-- Exercise description --
Can you transcribe the data exactly? Leave the pictures out.

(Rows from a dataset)

┏━━

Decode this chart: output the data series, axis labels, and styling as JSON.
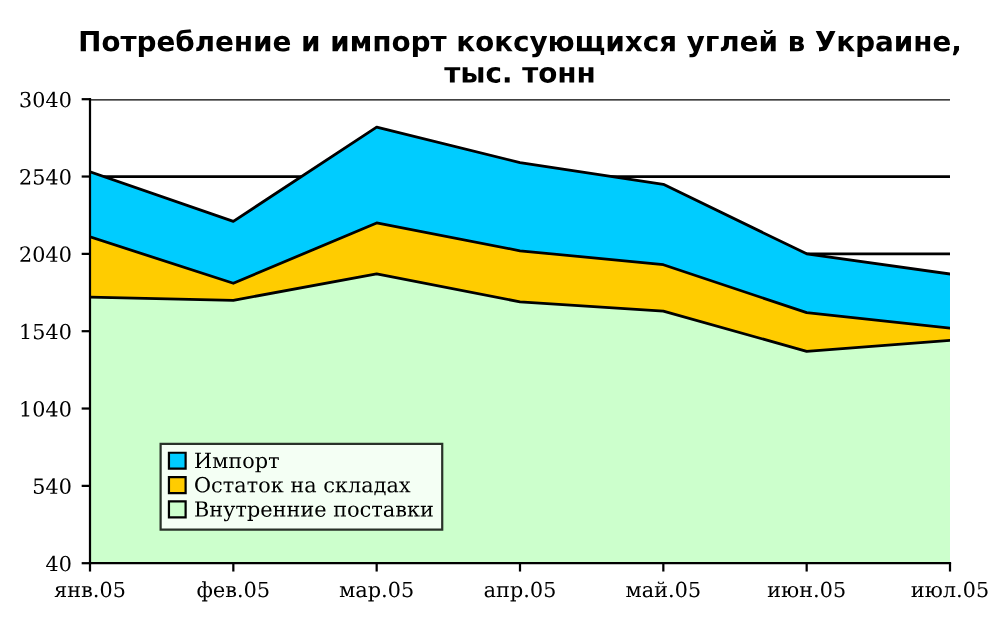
{
  "chart_data": {
    "type": "area",
    "stacked": true,
    "title": "Потребление и импорт коксующихся углей в Украине,\nтыс. тонн",
    "categories": [
      "янв.05",
      "фев.05",
      "мар.05",
      "апр.05",
      "май.05",
      "июн.05",
      "июл.05"
    ],
    "series": [
      {
        "name": "Внутренние поставки",
        "color": "#ccffcc",
        "values": [
          1760,
          1740,
          1910,
          1730,
          1670,
          1410,
          1480
        ]
      },
      {
        "name": "Остаток на складах",
        "color": "#ffcc00",
        "values": [
          390,
          110,
          330,
          330,
          300,
          250,
          80
        ]
      },
      {
        "name": "Импорт",
        "color": "#00ccff",
        "values": [
          420,
          400,
          620,
          570,
          520,
          380,
          350
        ]
      }
    ],
    "ylim": [
      40,
      3040
    ],
    "yticks": [
      40,
      540,
      1040,
      1540,
      2040,
      2540,
      3040
    ],
    "grid": "y",
    "legend": "bottom left"
  }
}
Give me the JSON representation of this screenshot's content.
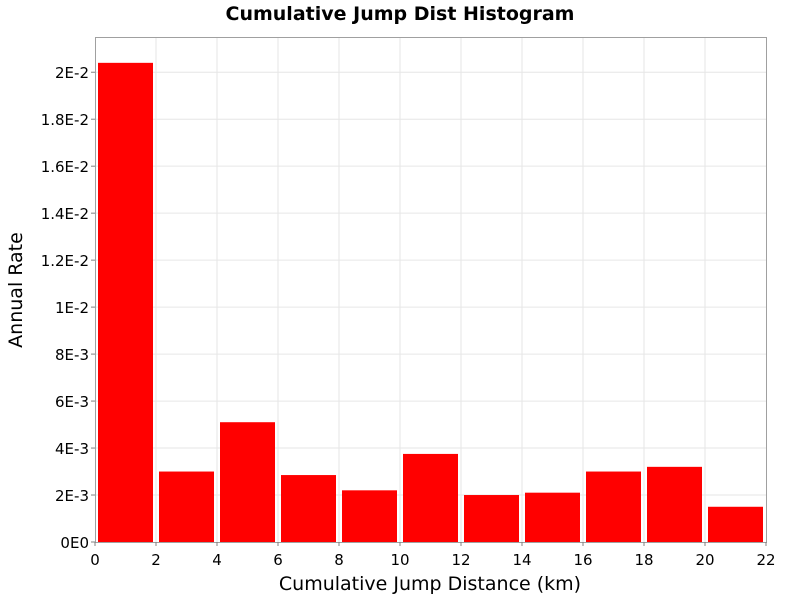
{
  "chart_data": {
    "type": "bar",
    "title": "Cumulative Jump Dist Histogram",
    "xlabel": "Cumulative Jump Distance (km)",
    "ylabel": "Annual Rate",
    "bin_width": 2,
    "x": [
      1,
      3,
      5,
      7,
      9,
      11,
      13,
      15,
      17,
      19,
      21
    ],
    "values": [
      0.0204,
      0.003,
      0.0051,
      0.00285,
      0.0022,
      0.00375,
      0.002,
      0.0021,
      0.003,
      0.0032,
      0.0015
    ],
    "xlim": [
      0,
      22
    ],
    "ylim": [
      0,
      0.0215
    ],
    "x_ticks": [
      0,
      2,
      4,
      6,
      8,
      10,
      12,
      14,
      16,
      18,
      20,
      22
    ],
    "x_tick_labels": [
      "0",
      "2",
      "4",
      "6",
      "8",
      "10",
      "12",
      "14",
      "16",
      "18",
      "20",
      "22"
    ],
    "y_ticks": [
      0,
      0.002,
      0.004,
      0.006,
      0.008,
      0.01,
      0.012,
      0.014,
      0.016,
      0.018,
      0.02
    ],
    "y_tick_labels": [
      "0E0",
      "2E-3",
      "4E-3",
      "6E-3",
      "8E-3",
      "1E-2",
      "1.2E-2",
      "1.4E-2",
      "1.6E-2",
      "1.8E-2",
      "2E-2"
    ],
    "grid": true,
    "legend": "none",
    "bar_color": "#ff0000",
    "grid_color": "#e6e6e6"
  }
}
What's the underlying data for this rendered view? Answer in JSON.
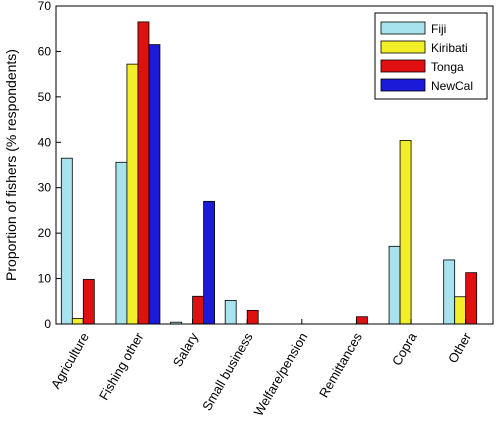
{
  "chart_data": {
    "type": "bar",
    "title": "",
    "xlabel": "",
    "ylabel": "Proportion of fishers (% respondents)",
    "ylim": [
      0,
      70
    ],
    "yticks": [
      0,
      10,
      20,
      30,
      40,
      50,
      60,
      70
    ],
    "grid": false,
    "legend_position": "top-right",
    "categories": [
      "Agriculture",
      "Fishing other",
      "Salary",
      "Small business",
      "Welfare/pension",
      "Remittances",
      "Copra",
      "Other"
    ],
    "series": [
      {
        "name": "Fiji",
        "color": "#a6e3ee",
        "values": [
          36.5,
          35.6,
          0.4,
          5.2,
          0,
          0,
          17.1,
          14.1
        ]
      },
      {
        "name": "Kiribati",
        "color": "#f2ee2a",
        "values": [
          1.2,
          57.2,
          0,
          0,
          0,
          0,
          40.4,
          6.0
        ]
      },
      {
        "name": "Tonga",
        "color": "#e01010",
        "values": [
          9.8,
          66.5,
          6.1,
          3.0,
          0,
          1.6,
          0,
          11.3
        ]
      },
      {
        "name": "NewCal",
        "color": "#1a1ad8",
        "values": [
          0,
          61.5,
          27.0,
          0,
          0,
          0,
          0,
          0
        ]
      }
    ]
  }
}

┗━━

-- Result --
Decode this chart: output the data series, axis labels, and styling as JSON.
{
  "chart_data": {
    "type": "area",
    "stacked": true,
    "title": "Потребление и импорт коксующихся углей в Украине,\nтыс. тонн",
    "categories": [
      "янв.05",
      "фев.05",
      "мар.05",
      "апр.05",
      "май.05",
      "июн.05",
      "июл.05"
    ],
    "series": [
      {
        "name": "Внутренние поставки",
        "color": "#ccffcc",
        "values": [
          1760,
          1740,
          1910,
          1730,
          1670,
          1410,
          1480
        ]
      },
      {
        "name": "Остаток на складах",
        "color": "#ffcc00",
        "values": [
          390,
          110,
          330,
          330,
          300,
          250,
          80
        ]
      },
      {
        "name": "Импорт",
        "color": "#00ccff",
        "values": [
          420,
          400,
          620,
          570,
          520,
          380,
          350
        ]
      }
    ],
    "ylim": [
      40,
      3040
    ],
    "yticks": [
      40,
      540,
      1040,
      1540,
      2040,
      2540,
      3040
    ],
    "grid": "y",
    "legend": "bottom left"
  }
}
Give me the JSON representation of this screenshot's content.
{
  "chart_data": {
    "type": "bar",
    "title": "Cumulative Jump Dist Histogram",
    "xlabel": "Cumulative Jump Distance (km)",
    "ylabel": "Annual Rate",
    "bin_width": 2,
    "x": [
      1,
      3,
      5,
      7,
      9,
      11,
      13,
      15,
      17,
      19,
      21
    ],
    "values": [
      0.0204,
      0.003,
      0.0051,
      0.00285,
      0.0022,
      0.00375,
      0.002,
      0.0021,
      0.003,
      0.0032,
      0.0015
    ],
    "xlim": [
      0,
      22
    ],
    "ylim": [
      0,
      0.0215
    ],
    "x_ticks": [
      0,
      2,
      4,
      6,
      8,
      10,
      12,
      14,
      16,
      18,
      20,
      22
    ],
    "x_tick_labels": [
      "0",
      "2",
      "4",
      "6",
      "8",
      "10",
      "12",
      "14",
      "16",
      "18",
      "20",
      "22"
    ],
    "y_ticks": [
      0,
      0.002,
      0.004,
      0.006,
      0.008,
      0.01,
      0.012,
      0.014,
      0.016,
      0.018,
      0.02
    ],
    "y_tick_labels": [
      "0E0",
      "2E-3",
      "4E-3",
      "6E-3",
      "8E-3",
      "1E-2",
      "1.2E-2",
      "1.4E-2",
      "1.6E-2",
      "1.8E-2",
      "2E-2"
    ],
    "grid": true,
    "legend": "none",
    "bar_color": "#ff0000",
    "grid_color": "#e6e6e6"
  }
}
What's the underlying data for this rendered view? Answer in JSON.
{
  "chart_data": {
    "type": "bar",
    "title": "",
    "xlabel": "",
    "ylabel": "Proportion of fishers (% respondents)",
    "ylim": [
      0,
      70
    ],
    "yticks": [
      0,
      10,
      20,
      30,
      40,
      50,
      60,
      70
    ],
    "grid": false,
    "legend_position": "top-right",
    "categories": [
      "Agriculture",
      "Fishing other",
      "Salary",
      "Small business",
      "Welfare/pension",
      "Remittances",
      "Copra",
      "Other"
    ],
    "series": [
      {
        "name": "Fiji",
        "color": "#a6e3ee",
        "values": [
          36.5,
          35.6,
          0.4,
          5.2,
          0,
          0,
          17.1,
          14.1
        ]
      },
      {
        "name": "Kiribati",
        "color": "#f2ee2a",
        "values": [
          1.2,
          57.2,
          0,
          0,
          0,
          0,
          40.4,
          6.0
        ]
      },
      {
        "name": "Tonga",
        "color": "#e01010",
        "values": [
          9.8,
          66.5,
          6.1,
          3.0,
          0,
          1.6,
          0,
          11.3
        ]
      },
      {
        "name": "NewCal",
        "color": "#1a1ad8",
        "values": [
          0,
          61.5,
          27.0,
          0,
          0,
          0,
          0,
          0
        ]
      }
    ]
  }
}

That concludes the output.